**EXERCISE GOAL**
Work through the data and report how many lines include the string "изделие", giving the number alone.

## start EXERCISE DATA

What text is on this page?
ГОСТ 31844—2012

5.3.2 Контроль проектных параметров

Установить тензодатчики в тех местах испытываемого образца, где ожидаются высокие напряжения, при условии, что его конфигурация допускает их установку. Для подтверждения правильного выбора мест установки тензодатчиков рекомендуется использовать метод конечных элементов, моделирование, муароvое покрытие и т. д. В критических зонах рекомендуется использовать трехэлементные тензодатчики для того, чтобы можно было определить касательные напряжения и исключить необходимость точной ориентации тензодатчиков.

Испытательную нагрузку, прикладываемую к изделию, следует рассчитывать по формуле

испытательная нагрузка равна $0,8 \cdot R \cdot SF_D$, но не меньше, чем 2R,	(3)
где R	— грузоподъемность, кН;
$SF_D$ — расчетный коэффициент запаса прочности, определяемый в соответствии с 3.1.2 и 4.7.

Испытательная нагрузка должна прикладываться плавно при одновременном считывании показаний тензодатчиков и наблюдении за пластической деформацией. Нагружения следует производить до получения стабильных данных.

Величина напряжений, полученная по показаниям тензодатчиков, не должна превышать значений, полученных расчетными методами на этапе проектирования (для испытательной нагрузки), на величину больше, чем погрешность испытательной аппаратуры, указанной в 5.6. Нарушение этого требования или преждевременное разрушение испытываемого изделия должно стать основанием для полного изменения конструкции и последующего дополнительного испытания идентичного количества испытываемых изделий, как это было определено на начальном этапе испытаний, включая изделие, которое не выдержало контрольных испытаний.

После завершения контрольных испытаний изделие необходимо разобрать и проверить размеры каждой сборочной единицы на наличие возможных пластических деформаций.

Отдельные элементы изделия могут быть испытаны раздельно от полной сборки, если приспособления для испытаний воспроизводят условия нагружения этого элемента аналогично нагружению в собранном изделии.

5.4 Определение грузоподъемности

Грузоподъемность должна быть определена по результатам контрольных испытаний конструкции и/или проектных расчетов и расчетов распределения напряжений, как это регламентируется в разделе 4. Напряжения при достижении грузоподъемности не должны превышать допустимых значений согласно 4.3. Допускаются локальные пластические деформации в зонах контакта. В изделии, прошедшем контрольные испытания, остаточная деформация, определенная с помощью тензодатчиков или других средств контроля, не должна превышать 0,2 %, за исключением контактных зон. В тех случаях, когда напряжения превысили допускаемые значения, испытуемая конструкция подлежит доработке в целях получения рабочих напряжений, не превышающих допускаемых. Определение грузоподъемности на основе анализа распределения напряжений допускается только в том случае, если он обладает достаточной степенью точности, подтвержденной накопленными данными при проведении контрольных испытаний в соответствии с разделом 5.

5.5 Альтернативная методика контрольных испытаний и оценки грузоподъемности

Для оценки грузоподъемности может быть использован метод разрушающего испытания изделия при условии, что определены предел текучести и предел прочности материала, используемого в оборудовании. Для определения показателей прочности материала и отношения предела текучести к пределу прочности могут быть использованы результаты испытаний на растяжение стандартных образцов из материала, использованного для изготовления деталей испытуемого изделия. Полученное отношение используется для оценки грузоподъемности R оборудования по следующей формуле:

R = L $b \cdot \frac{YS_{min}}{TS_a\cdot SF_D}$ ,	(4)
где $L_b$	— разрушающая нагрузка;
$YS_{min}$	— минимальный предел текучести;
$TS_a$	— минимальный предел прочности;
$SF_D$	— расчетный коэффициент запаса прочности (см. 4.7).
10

## end EXERCISE DATA

**RESPONSE TO THIS TASK**
2